--- Start of Data provided ---
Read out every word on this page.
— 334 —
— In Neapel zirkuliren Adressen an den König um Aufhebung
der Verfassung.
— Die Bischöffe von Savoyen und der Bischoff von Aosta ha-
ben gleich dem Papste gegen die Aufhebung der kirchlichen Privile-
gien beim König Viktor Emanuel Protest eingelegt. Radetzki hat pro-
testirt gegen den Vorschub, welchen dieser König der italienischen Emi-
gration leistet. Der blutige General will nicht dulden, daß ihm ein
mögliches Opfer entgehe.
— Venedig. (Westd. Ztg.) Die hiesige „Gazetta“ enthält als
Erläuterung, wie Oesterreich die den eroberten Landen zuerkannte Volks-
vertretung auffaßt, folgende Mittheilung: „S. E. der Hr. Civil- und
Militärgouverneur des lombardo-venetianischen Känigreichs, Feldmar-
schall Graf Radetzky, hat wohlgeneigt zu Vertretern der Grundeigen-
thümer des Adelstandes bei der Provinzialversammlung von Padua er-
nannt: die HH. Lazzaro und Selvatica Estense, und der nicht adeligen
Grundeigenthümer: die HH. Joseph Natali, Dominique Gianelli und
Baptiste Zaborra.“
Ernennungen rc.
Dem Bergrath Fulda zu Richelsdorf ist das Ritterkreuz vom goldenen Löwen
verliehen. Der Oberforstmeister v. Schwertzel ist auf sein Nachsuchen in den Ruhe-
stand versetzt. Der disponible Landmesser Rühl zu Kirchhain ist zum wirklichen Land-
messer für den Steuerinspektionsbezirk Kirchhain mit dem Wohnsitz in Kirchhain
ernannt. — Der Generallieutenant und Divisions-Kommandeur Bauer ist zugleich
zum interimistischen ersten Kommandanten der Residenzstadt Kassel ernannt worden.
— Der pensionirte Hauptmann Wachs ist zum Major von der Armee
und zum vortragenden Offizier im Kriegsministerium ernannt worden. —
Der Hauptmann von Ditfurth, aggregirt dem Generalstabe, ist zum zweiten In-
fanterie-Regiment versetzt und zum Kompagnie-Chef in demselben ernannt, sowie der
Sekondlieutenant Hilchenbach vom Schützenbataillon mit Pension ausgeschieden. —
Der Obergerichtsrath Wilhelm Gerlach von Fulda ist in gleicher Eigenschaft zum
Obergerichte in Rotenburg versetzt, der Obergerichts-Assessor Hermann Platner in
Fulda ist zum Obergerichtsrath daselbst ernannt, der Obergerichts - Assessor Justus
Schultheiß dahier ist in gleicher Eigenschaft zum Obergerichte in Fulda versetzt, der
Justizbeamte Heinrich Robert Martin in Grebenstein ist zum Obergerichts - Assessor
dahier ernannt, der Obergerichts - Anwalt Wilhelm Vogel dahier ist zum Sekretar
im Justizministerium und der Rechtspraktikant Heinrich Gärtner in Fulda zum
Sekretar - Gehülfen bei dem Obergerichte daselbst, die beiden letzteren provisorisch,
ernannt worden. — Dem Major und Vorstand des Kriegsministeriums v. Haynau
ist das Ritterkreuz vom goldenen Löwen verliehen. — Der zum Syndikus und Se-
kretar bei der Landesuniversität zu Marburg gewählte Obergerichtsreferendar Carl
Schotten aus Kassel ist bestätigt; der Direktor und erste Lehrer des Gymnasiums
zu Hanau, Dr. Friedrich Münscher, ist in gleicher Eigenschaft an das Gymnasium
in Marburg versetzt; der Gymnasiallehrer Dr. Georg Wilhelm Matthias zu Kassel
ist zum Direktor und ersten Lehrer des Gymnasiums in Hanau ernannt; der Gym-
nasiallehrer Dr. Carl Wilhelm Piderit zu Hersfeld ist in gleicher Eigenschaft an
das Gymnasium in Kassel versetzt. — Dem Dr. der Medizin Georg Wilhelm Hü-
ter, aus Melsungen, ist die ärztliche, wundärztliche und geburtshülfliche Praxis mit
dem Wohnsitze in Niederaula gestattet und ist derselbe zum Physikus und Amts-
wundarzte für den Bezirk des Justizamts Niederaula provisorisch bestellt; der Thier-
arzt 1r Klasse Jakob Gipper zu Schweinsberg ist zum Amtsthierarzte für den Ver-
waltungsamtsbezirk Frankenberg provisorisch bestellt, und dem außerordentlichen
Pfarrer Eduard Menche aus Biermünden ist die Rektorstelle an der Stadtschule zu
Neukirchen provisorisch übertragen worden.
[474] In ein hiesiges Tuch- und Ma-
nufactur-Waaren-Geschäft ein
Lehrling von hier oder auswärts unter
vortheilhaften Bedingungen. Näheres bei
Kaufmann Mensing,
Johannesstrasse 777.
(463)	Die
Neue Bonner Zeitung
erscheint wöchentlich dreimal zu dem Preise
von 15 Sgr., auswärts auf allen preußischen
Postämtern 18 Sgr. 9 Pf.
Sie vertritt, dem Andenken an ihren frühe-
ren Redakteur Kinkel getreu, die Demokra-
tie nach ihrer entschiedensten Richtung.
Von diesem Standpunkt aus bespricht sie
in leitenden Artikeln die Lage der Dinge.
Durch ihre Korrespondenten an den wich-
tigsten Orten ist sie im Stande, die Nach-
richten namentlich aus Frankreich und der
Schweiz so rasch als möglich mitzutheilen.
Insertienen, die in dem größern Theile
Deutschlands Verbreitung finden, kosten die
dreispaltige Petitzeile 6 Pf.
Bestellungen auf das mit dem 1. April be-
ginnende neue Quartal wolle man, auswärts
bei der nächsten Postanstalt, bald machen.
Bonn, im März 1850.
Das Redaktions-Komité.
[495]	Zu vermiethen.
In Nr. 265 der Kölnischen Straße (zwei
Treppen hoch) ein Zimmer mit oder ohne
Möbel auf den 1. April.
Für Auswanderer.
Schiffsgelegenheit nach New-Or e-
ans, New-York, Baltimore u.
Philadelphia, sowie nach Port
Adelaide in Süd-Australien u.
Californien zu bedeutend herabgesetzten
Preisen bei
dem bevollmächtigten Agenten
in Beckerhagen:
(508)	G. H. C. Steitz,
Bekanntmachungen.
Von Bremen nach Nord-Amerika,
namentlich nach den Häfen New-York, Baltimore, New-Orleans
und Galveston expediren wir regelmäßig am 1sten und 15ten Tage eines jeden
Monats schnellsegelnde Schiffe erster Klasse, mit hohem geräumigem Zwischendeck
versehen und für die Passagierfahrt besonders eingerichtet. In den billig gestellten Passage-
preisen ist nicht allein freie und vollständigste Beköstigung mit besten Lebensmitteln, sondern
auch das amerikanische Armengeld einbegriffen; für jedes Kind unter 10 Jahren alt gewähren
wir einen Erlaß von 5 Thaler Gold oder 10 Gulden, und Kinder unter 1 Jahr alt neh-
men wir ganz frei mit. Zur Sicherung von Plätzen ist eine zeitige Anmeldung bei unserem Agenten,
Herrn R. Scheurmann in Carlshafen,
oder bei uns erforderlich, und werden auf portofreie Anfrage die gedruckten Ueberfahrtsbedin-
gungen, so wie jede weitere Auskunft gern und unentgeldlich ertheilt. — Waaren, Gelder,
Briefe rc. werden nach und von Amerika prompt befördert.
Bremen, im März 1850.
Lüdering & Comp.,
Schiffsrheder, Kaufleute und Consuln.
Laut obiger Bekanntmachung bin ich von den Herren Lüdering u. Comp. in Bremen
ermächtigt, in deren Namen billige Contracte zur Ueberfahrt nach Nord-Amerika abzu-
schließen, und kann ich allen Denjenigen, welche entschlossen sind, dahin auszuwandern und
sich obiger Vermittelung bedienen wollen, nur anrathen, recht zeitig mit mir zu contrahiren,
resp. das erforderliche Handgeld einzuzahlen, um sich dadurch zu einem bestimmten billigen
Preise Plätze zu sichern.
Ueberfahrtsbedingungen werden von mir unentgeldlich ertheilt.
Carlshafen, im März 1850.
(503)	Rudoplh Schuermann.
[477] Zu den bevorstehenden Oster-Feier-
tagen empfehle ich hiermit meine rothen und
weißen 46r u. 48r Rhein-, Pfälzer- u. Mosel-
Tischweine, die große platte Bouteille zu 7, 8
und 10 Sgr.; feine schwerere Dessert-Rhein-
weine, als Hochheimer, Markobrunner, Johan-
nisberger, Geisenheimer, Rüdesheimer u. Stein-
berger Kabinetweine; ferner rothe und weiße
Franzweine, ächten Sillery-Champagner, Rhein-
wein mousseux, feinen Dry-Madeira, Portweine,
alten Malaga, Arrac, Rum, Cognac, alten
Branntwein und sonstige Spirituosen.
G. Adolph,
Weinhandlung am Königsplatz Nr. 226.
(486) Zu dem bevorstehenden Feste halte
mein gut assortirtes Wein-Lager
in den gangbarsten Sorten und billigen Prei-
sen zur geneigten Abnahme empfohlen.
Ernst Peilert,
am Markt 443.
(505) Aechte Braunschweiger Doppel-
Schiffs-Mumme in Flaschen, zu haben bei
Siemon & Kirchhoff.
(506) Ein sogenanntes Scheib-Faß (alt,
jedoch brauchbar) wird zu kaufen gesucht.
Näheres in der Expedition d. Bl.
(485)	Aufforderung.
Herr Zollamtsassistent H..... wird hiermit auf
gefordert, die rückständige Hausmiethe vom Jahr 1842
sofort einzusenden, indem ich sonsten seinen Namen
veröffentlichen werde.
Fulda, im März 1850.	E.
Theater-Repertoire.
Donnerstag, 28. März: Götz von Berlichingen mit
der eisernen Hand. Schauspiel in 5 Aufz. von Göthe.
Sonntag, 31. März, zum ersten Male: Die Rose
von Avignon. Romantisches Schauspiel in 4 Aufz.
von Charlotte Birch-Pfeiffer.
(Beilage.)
--- End of Data provided ---
**Problem statement:** Check each line of the records for the word "unter" and extract those that contain it.

**Correct output:**
Lehrling von hier oder auswärts unter
auch das amerikanische Armengeld einbegriffen; für jedes Kind unter 10 Jahren alt gewähren
wir einen Erlaß von 5 Thaler Gold oder 10 Gulden, und Kinder unter 1 Jahr alt neh-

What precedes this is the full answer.